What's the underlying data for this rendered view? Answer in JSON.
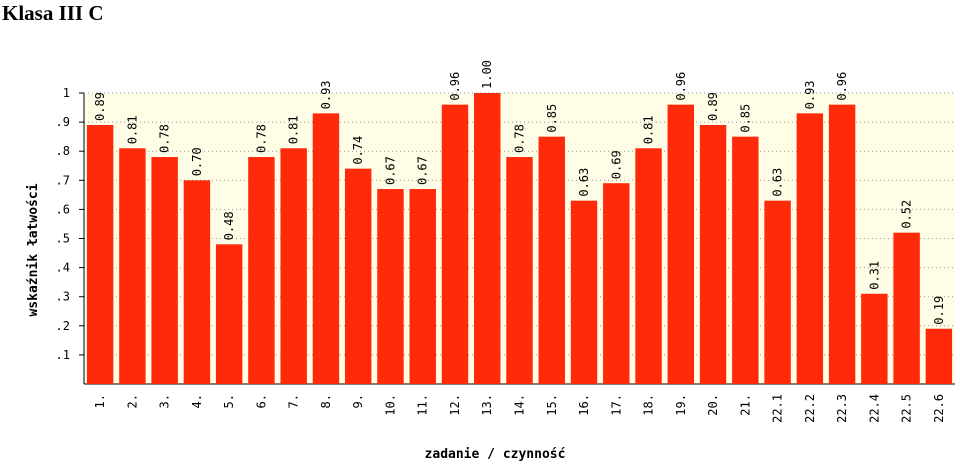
{
  "chart_data": {
    "type": "bar",
    "title": "Klasa III C",
    "x_label": "zadanie / czynność",
    "y_label": "wskaźnik łatwości",
    "categories": [
      "1.",
      "2.",
      "3.",
      "4.",
      "5.",
      "6.",
      "7.",
      "8.",
      "9.",
      "10.",
      "11.",
      "12.",
      "13.",
      "14.",
      "15.",
      "16.",
      "17.",
      "18.",
      "19.",
      "20.",
      "21.",
      "22.1",
      "22.2",
      "22.3",
      "22.4",
      "22.5",
      "22.6"
    ],
    "values": [
      0.89,
      0.81,
      0.78,
      0.7,
      0.48,
      0.78,
      0.81,
      0.93,
      0.74,
      0.67,
      0.67,
      0.96,
      1.0,
      0.78,
      0.85,
      0.63,
      0.69,
      0.81,
      0.96,
      0.89,
      0.85,
      0.63,
      0.93,
      0.96,
      0.31,
      0.52,
      0.19
    ],
    "value_labels": [
      "0.89",
      "0.81",
      "0.78",
      "0.70",
      "0.48",
      "0.78",
      "0.81",
      "0.93",
      "0.74",
      "0.67",
      "0.67",
      "0.96",
      "1.00",
      "0.78",
      "0.85",
      "0.63",
      "0.69",
      "0.81",
      "0.96",
      "0.89",
      "0.85",
      "0.63",
      "0.93",
      "0.96",
      "0.31",
      "0.52",
      "0.19"
    ],
    "color": "#ff2a0a",
    "ylim": [
      0,
      1
    ],
    "yticks": [
      {
        "value": 0.1,
        "label": ".1"
      },
      {
        "value": 0.2,
        "label": ".2"
      },
      {
        "value": 0.3,
        "label": ".3"
      },
      {
        "value": 0.4,
        "label": ".4"
      },
      {
        "value": 0.5,
        "label": ".5"
      },
      {
        "value": 0.6,
        "label": ".6"
      },
      {
        "value": 0.7,
        "label": ".7"
      },
      {
        "value": 0.8,
        "label": ".8"
      },
      {
        "value": 0.9,
        "label": ".9"
      },
      1
    ],
    "grid": true
  }
}
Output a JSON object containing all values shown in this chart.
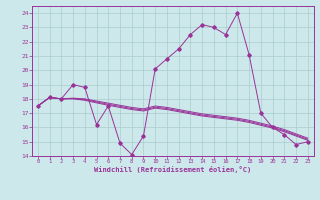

=-=-=-=-=

* _WHAT TO WORK ON_:
Give the number of lines above that hold the word "values", and nothing more.

* _COMPLETE ANSWER_:
2